§ **Written task**
Please count the lines in the listing below where the word "color" appears. Give the number only.

§ **Record list**
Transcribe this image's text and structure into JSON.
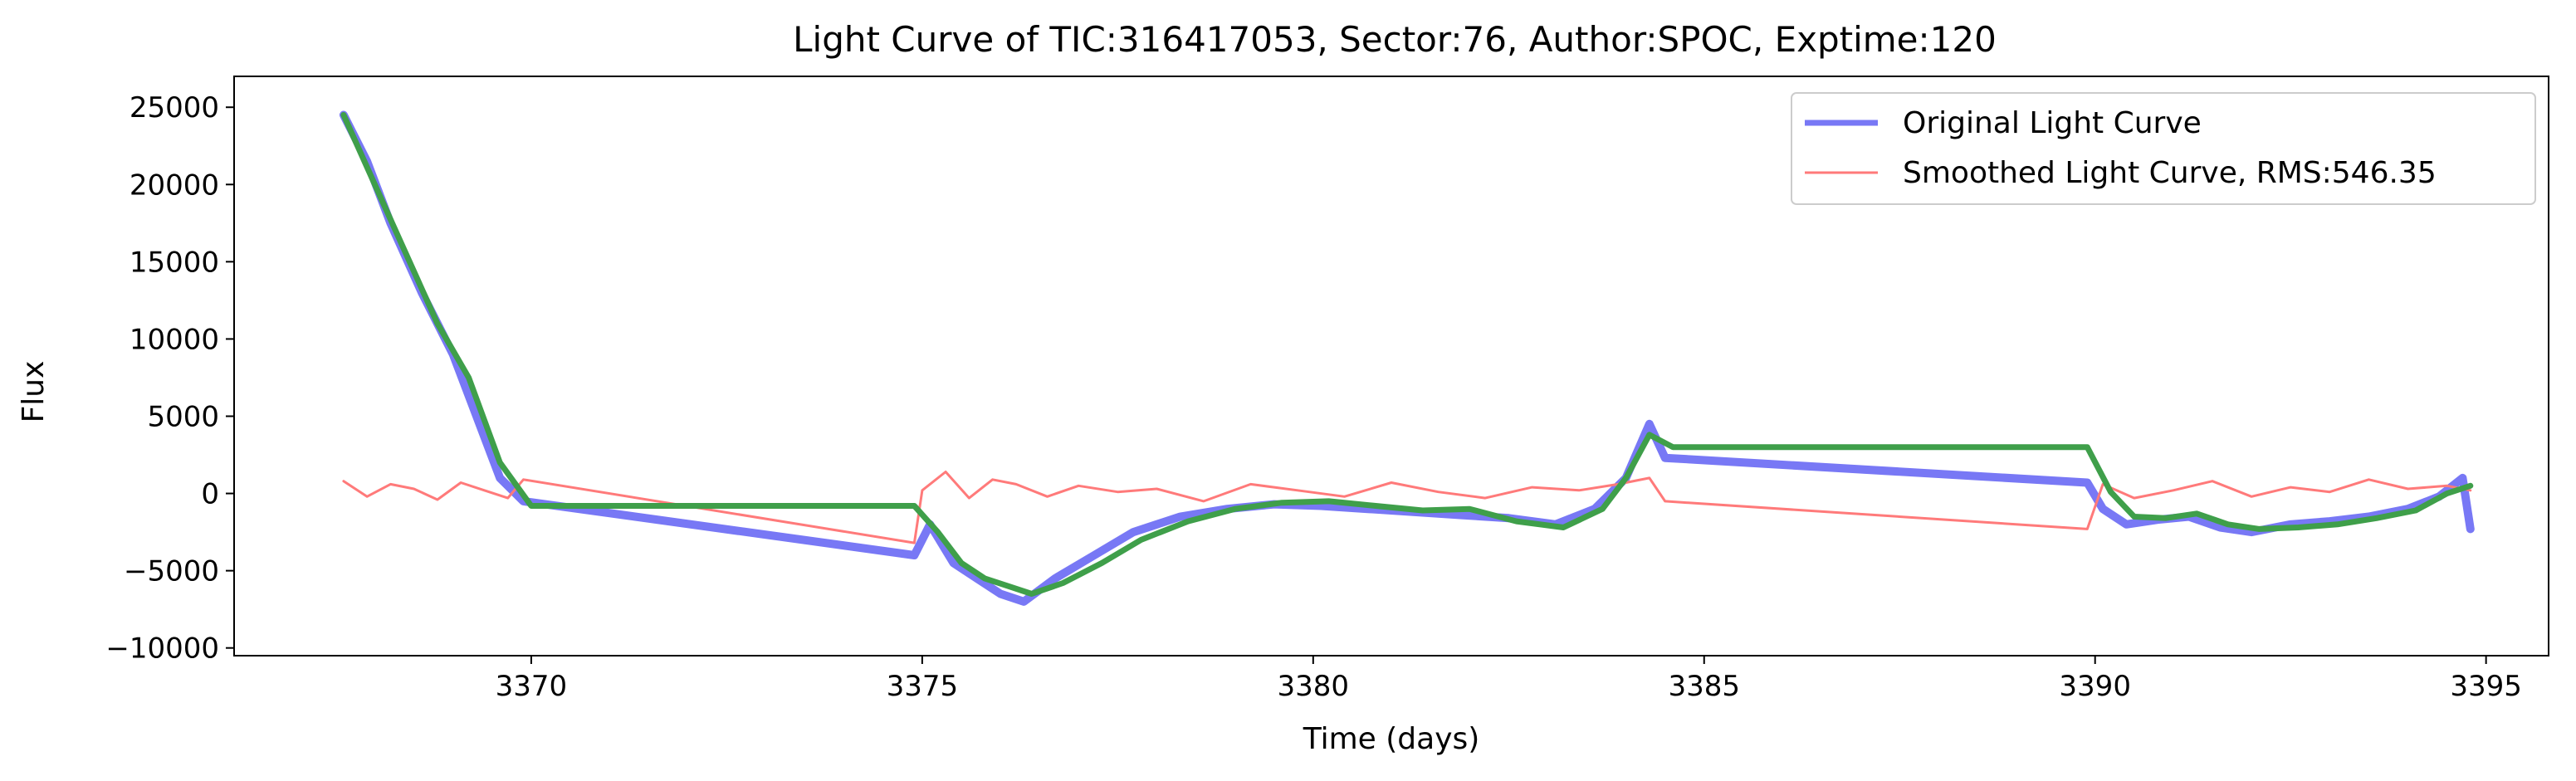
{
  "chart_data": {
    "type": "line",
    "title": "Light Curve of TIC:316417053, Sector:76, Author:SPOC, Exptime:120",
    "xlabel": "Time (days)",
    "ylabel": "Flux",
    "xlim": [
      3366.2,
      3395.8
    ],
    "ylim": [
      -10500,
      27000
    ],
    "xticks": [
      3370,
      3375,
      3380,
      3385,
      3390,
      3395
    ],
    "yticks": [
      -10000,
      -5000,
      0,
      5000,
      10000,
      15000,
      20000,
      25000
    ],
    "grid": false,
    "legend_position": "top-right",
    "series": [
      {
        "name": "Original Light Curve",
        "color": "#7878f5",
        "x": [
          3367.6,
          3367.9,
          3368.2,
          3368.6,
          3369.0,
          3369.3,
          3369.6,
          3369.9,
          3374.9,
          3375.1,
          3375.4,
          3375.7,
          3376.0,
          3376.3,
          3376.7,
          3377.2,
          3377.7,
          3378.3,
          3378.9,
          3379.5,
          3380.1,
          3380.7,
          3381.3,
          3381.9,
          3382.5,
          3383.1,
          3383.6,
          3384.0,
          3384.3,
          3384.5,
          3389.9,
          3390.1,
          3390.4,
          3390.8,
          3391.2,
          3391.6,
          3392.0,
          3392.5,
          3393.0,
          3393.5,
          3394.0,
          3394.4,
          3394.7,
          3394.8
        ],
        "y": [
          24500,
          21500,
          17500,
          13000,
          9000,
          5000,
          1000,
          -500,
          -4000,
          -2000,
          -4500,
          -5500,
          -6500,
          -7000,
          -5500,
          -4000,
          -2500,
          -1500,
          -1000,
          -700,
          -800,
          -1000,
          -1200,
          -1400,
          -1600,
          -2000,
          -1000,
          1000,
          4500,
          2300,
          700,
          -1000,
          -2000,
          -1700,
          -1500,
          -2200,
          -2500,
          -2000,
          -1800,
          -1500,
          -1000,
          -200,
          1000,
          -2300
        ]
      },
      {
        "name": "Smoothed Light Curve, RMS:546.35",
        "color": "#ff7a7a",
        "x": [
          3367.6,
          3367.9,
          3368.2,
          3368.5,
          3368.8,
          3369.1,
          3369.4,
          3369.7,
          3369.9,
          3374.9,
          3375.0,
          3375.3,
          3375.6,
          3375.9,
          3376.2,
          3376.6,
          3377.0,
          3377.5,
          3378.0,
          3378.6,
          3379.2,
          3379.8,
          3380.4,
          3381.0,
          3381.6,
          3382.2,
          3382.8,
          3383.4,
          3383.9,
          3384.3,
          3384.5,
          3389.9,
          3390.1,
          3390.5,
          3391.0,
          3391.5,
          3392.0,
          3392.5,
          3393.0,
          3393.5,
          3394.0,
          3394.5,
          3394.8
        ],
        "y": [
          800,
          -200,
          600,
          300,
          -400,
          700,
          200,
          -300,
          900,
          -3200,
          200,
          1400,
          -300,
          900,
          600,
          -200,
          500,
          100,
          300,
          -500,
          600,
          200,
          -200,
          700,
          100,
          -300,
          400,
          200,
          600,
          1000,
          -500,
          -2300,
          600,
          -300,
          200,
          800,
          -200,
          400,
          100,
          900,
          300,
          500,
          200
        ]
      },
      {
        "name": "",
        "color": "#3f9f4a",
        "x": [
          3367.6,
          3368.0,
          3368.4,
          3368.8,
          3369.2,
          3369.6,
          3370.0,
          3374.9,
          3375.2,
          3375.5,
          3375.8,
          3376.1,
          3376.4,
          3376.8,
          3377.3,
          3377.8,
          3378.4,
          3379.0,
          3379.6,
          3380.2,
          3380.8,
          3381.4,
          3382.0,
          3382.6,
          3383.2,
          3383.7,
          3384.0,
          3384.3,
          3384.6,
          3389.9,
          3390.2,
          3390.5,
          3390.9,
          3391.3,
          3391.7,
          3392.1,
          3392.6,
          3393.1,
          3393.6,
          3394.1,
          3394.5,
          3394.8
        ],
        "y": [
          24500,
          20000,
          15500,
          11000,
          7500,
          2000,
          -800,
          -800,
          -2500,
          -4500,
          -5500,
          -6000,
          -6500,
          -5800,
          -4500,
          -3000,
          -1800,
          -1000,
          -600,
          -500,
          -800,
          -1100,
          -1000,
          -1800,
          -2200,
          -1000,
          1000,
          3800,
          3000,
          3000,
          100,
          -1500,
          -1600,
          -1300,
          -2000,
          -2300,
          -2200,
          -2000,
          -1600,
          -1100,
          0,
          500
        ]
      }
    ],
    "legend": [
      {
        "label": "Original Light Curve",
        "color": "#7878f5"
      },
      {
        "label": "Smoothed Light Curve, RMS:546.35",
        "color": "#ff7a7a"
      }
    ]
  }
}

§ **Solution to this exercise**
5